Provided entries »
☆ ☆ ☆ ☆

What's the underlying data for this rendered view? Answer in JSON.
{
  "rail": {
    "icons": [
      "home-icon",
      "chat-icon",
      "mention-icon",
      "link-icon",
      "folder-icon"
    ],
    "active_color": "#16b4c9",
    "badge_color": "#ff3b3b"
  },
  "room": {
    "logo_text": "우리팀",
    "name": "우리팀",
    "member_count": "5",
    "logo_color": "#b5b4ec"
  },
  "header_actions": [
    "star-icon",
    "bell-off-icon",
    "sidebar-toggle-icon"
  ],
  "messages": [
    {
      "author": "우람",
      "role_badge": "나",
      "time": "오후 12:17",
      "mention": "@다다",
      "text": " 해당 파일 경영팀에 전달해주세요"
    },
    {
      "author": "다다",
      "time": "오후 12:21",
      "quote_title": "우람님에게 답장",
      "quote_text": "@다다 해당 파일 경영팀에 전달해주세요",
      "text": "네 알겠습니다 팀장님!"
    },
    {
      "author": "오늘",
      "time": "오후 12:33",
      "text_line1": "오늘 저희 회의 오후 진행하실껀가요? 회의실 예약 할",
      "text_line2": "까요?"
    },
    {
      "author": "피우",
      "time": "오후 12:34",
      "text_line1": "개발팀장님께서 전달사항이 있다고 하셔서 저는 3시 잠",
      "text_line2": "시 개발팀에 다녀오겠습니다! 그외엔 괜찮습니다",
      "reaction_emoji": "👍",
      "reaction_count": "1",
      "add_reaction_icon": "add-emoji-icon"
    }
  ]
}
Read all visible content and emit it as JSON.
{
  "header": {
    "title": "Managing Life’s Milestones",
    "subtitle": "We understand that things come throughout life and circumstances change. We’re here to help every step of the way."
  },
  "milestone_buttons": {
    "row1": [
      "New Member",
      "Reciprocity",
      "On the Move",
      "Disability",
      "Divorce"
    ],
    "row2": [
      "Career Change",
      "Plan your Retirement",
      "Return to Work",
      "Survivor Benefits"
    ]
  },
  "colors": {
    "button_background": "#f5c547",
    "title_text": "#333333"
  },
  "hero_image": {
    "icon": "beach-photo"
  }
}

☆ ☆ ☆ ☆

Output, unchanged, the lines from the line with "Read all visible content and emit it as JSON." through the final line of the material.

Read all visible content and emit it as JSON.
{
  "header": {
    "title": "Managing Life’s Milestones",
    "subtitle": "We understand that things come throughout life and circumstances change. We’re here to help every step of the way."
  },
  "milestone_buttons": {
    "row1": [
      "New Member",
      "Reciprocity",
      "On the Move",
      "Disability",
      "Divorce"
    ],
    "row2": [
      "Career Change",
      "Plan your Retirement",
      "Return to Work",
      "Survivor Benefits"
    ]
  },
  "colors": {
    "button_background": "#f5c547",
    "title_text": "#333333"
  },
  "hero_image": {
    "icon": "beach-photo"
  }
}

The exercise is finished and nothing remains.